------ Given information ------

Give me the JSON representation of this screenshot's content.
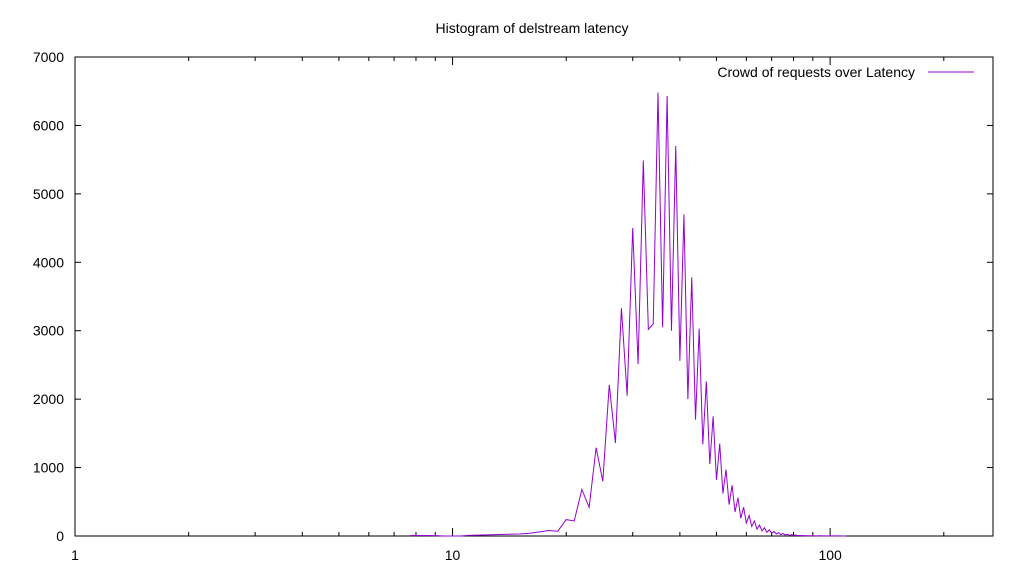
{
  "chart_data": {
    "type": "line",
    "title": "Histogram of delstream latency",
    "xlabel": "",
    "ylabel": "",
    "xscale": "log",
    "xlim": [
      1,
      270
    ],
    "ylim": [
      0,
      7000
    ],
    "xticks": [
      1,
      10,
      100
    ],
    "xtick_labels": [
      "1",
      "10",
      "100"
    ],
    "yticks": [
      0,
      1000,
      2000,
      3000,
      4000,
      5000,
      6000,
      7000
    ],
    "ytick_labels": [
      "0",
      "1000",
      "2000",
      "3000",
      "4000",
      "5000",
      "6000",
      "7000"
    ],
    "grid": false,
    "legend_position": "top-right",
    "series": [
      {
        "name": "Crowd of requests over Latency",
        "color": "#9400d3",
        "x": [
          7.7,
          8,
          8.5,
          9,
          9.5,
          10,
          10.5,
          11,
          12,
          13,
          14,
          15,
          16,
          17,
          18,
          19,
          20,
          21,
          22,
          23,
          24,
          25,
          26,
          27,
          28,
          29,
          30,
          31,
          32,
          33,
          34,
          35,
          36,
          37,
          38,
          39,
          40,
          41,
          42,
          43,
          44,
          45,
          46,
          47,
          48,
          49,
          50,
          51,
          52,
          53,
          54,
          55,
          56,
          57,
          58,
          59,
          60,
          61,
          62,
          63,
          64,
          65,
          66,
          67,
          68,
          69,
          70,
          71,
          72,
          73,
          74,
          75,
          76,
          77,
          78,
          79,
          80,
          81,
          82,
          83,
          84,
          85,
          86,
          87,
          88,
          89,
          90,
          92,
          94,
          96,
          98,
          100,
          103,
          106,
          110
        ],
        "y": [
          5,
          10,
          8,
          6,
          0,
          0,
          0,
          10,
          15,
          20,
          25,
          30,
          40,
          60,
          80,
          70,
          240,
          220,
          680,
          420,
          1290,
          800,
          2210,
          1360,
          3330,
          2050,
          4500,
          2510,
          5490,
          3020,
          3100,
          6480,
          3050,
          6430,
          3000,
          5700,
          2560,
          4700,
          2000,
          3780,
          1700,
          3030,
          1340,
          2260,
          1050,
          1750,
          820,
          1350,
          620,
          970,
          460,
          740,
          350,
          560,
          260,
          420,
          190,
          300,
          140,
          220,
          100,
          160,
          75,
          120,
          55,
          90,
          40,
          65,
          30,
          50,
          20,
          35,
          15,
          25,
          10,
          20,
          8,
          14,
          6,
          10,
          5,
          8,
          4,
          6,
          3,
          4,
          3,
          2,
          3,
          1,
          2,
          1,
          1,
          1,
          0
        ]
      }
    ]
  }
}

------

▶ **Given problem**: With the pictures omitted, reproduce the records in full and exactly.

▶ **Output of the exercise**:
Give me the JSON representation of this screenshot's content.
{
  "chart_data": {
    "type": "line",
    "title": "Histogram of delstream latency",
    "xlabel": "",
    "ylabel": "",
    "xscale": "log",
    "xlim": [
      1,
      270
    ],
    "ylim": [
      0,
      7000
    ],
    "xticks": [
      1,
      10,
      100
    ],
    "xtick_labels": [
      "1",
      "10",
      "100"
    ],
    "yticks": [
      0,
      1000,
      2000,
      3000,
      4000,
      5000,
      6000,
      7000
    ],
    "ytick_labels": [
      "0",
      "1000",
      "2000",
      "3000",
      "4000",
      "5000",
      "6000",
      "7000"
    ],
    "grid": false,
    "legend_position": "top-right",
    "series": [
      {
        "name": "Crowd of requests over Latency",
        "color": "#9400d3",
        "x": [
          7.7,
          8,
          8.5,
          9,
          9.5,
          10,
          10.5,
          11,
          12,
          13,
          14,
          15,
          16,
          17,
          18,
          19,
          20,
          21,
          22,
          23,
          24,
          25,
          26,
          27,
          28,
          29,
          30,
          31,
          32,
          33,
          34,
          35,
          36,
          37,
          38,
          39,
          40,
          41,
          42,
          43,
          44,
          45,
          46,
          47,
          48,
          49,
          50,
          51,
          52,
          53,
          54,
          55,
          56,
          57,
          58,
          59,
          60,
          61,
          62,
          63,
          64,
          65,
          66,
          67,
          68,
          69,
          70,
          71,
          72,
          73,
          74,
          75,
          76,
          77,
          78,
          79,
          80,
          81,
          82,
          83,
          84,
          85,
          86,
          87,
          88,
          89,
          90,
          92,
          94,
          96,
          98,
          100,
          103,
          106,
          110
        ],
        "y": [
          5,
          10,
          8,
          6,
          0,
          0,
          0,
          10,
          15,
          20,
          25,
          30,
          40,
          60,
          80,
          70,
          240,
          220,
          680,
          420,
          1290,
          800,
          2210,
          1360,
          3330,
          2050,
          4500,
          2510,
          5490,
          3020,
          3100,
          6480,
          3050,
          6430,
          3000,
          5700,
          2560,
          4700,
          2000,
          3780,
          1700,
          3030,
          1340,
          2260,
          1050,
          1750,
          820,
          1350,
          620,
          970,
          460,
          740,
          350,
          560,
          260,
          420,
          190,
          300,
          140,
          220,
          100,
          160,
          75,
          120,
          55,
          90,
          40,
          65,
          30,
          50,
          20,
          35,
          15,
          25,
          10,
          20,
          8,
          14,
          6,
          10,
          5,
          8,
          4,
          6,
          3,
          4,
          3,
          2,
          3,
          1,
          2,
          1,
          1,
          1,
          0
        ]
      }
    ]
  }
}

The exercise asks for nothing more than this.